--- Materials provided ---

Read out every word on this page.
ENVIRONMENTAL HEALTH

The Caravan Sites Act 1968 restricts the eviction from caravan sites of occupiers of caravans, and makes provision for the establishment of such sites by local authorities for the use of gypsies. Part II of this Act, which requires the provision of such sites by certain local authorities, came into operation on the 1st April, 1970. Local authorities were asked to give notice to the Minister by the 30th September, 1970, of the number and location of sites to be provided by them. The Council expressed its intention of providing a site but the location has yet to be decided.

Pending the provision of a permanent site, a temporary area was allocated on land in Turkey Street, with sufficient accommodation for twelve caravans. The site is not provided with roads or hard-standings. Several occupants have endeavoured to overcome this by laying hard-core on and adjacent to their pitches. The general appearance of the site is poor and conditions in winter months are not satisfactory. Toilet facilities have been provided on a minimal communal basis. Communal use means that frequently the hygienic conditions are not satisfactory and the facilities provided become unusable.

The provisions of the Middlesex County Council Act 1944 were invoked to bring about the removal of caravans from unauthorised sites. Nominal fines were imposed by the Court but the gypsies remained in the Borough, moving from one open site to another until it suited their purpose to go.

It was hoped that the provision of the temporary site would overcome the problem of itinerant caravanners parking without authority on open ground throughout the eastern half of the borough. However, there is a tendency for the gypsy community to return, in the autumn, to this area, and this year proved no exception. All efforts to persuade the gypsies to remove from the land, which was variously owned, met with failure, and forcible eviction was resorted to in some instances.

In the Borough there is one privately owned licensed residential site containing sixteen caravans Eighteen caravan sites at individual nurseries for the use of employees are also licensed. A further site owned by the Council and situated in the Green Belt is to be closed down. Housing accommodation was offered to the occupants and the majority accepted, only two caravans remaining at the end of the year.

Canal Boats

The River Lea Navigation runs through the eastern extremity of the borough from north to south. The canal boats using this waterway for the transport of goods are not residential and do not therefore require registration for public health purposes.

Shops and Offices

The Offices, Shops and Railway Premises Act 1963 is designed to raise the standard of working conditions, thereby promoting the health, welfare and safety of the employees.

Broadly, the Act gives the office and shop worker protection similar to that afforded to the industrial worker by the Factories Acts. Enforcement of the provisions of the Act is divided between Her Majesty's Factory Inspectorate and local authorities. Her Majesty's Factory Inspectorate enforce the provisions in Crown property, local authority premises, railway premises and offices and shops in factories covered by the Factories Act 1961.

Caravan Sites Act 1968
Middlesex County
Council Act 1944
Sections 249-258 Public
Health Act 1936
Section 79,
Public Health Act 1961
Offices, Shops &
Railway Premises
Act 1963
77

---
--- Materials provided ---

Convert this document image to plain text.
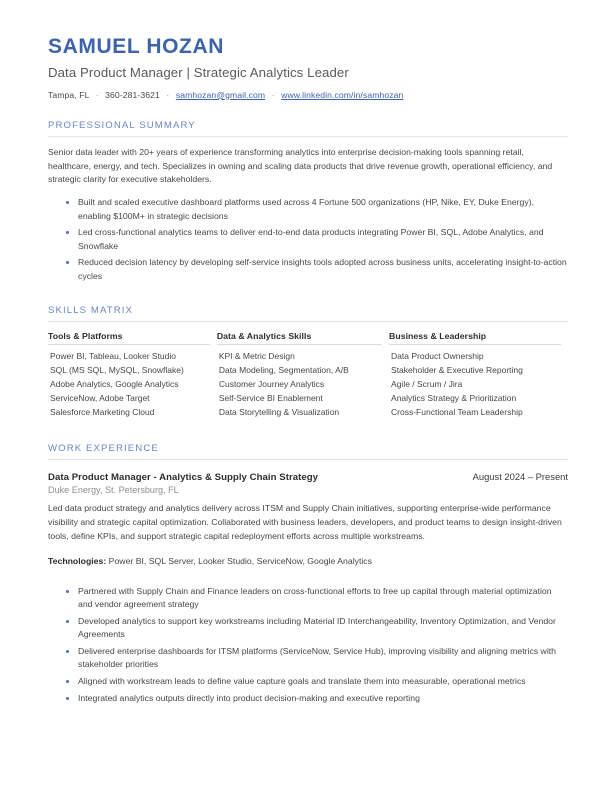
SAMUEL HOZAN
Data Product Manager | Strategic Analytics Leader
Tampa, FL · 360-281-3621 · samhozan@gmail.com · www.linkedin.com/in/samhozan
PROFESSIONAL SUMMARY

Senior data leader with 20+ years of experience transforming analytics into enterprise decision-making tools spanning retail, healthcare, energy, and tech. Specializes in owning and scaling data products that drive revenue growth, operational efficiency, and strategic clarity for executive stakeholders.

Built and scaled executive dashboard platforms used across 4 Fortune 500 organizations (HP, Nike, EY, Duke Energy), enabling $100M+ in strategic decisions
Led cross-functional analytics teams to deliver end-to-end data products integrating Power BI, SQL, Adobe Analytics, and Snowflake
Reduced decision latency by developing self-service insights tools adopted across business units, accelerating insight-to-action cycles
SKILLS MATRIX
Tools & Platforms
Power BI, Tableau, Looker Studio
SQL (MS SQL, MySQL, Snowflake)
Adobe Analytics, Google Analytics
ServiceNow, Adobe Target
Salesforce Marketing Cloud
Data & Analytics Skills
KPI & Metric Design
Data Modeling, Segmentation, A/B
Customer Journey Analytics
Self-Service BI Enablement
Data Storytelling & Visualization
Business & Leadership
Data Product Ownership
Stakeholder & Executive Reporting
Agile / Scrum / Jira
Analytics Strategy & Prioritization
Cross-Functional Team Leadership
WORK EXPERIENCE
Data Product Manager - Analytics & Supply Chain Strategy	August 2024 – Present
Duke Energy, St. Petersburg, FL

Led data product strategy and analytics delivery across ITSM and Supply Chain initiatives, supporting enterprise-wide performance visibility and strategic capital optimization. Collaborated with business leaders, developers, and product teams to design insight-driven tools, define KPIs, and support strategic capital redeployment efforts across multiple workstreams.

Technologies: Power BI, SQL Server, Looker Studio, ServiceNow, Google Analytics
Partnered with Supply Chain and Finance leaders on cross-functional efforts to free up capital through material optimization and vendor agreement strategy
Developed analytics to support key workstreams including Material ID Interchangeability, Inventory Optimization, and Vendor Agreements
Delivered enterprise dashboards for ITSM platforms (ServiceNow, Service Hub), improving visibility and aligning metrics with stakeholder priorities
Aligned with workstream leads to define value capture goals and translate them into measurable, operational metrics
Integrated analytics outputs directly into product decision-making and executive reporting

---
--- Materials provided ---

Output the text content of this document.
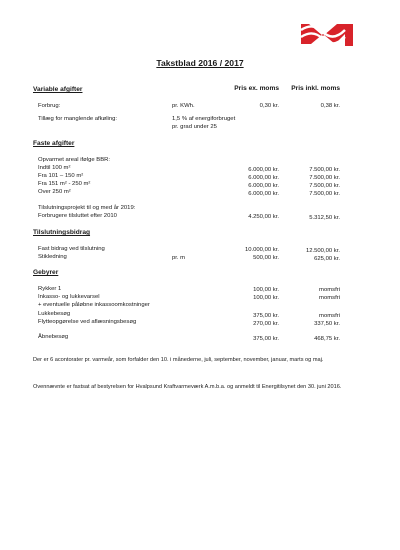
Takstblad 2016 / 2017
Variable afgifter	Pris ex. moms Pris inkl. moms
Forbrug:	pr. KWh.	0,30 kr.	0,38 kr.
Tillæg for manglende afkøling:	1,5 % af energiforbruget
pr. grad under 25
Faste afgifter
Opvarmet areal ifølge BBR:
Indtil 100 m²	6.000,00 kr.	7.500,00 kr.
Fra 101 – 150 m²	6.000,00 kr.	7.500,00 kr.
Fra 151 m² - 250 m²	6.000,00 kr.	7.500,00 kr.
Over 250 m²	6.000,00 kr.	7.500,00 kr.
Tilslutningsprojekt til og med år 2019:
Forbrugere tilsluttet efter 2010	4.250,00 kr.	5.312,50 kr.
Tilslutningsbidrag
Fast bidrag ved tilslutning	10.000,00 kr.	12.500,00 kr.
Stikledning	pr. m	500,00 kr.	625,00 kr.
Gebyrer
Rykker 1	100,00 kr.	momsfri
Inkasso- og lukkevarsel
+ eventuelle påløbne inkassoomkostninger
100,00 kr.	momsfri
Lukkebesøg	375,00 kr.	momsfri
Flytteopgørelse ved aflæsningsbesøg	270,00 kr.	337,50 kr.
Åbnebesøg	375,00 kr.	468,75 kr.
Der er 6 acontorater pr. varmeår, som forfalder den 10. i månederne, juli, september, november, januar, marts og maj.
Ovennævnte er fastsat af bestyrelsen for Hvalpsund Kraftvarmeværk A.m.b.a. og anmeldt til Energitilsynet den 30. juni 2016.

---

# [Requirements]
Return each line that includes "Looker".

# [Answer to this exercise]
Power BI, Tableau, Looker Studio
Technologies: Power BI, SQL Server, Looker Studio, ServiceNow, Google Analytics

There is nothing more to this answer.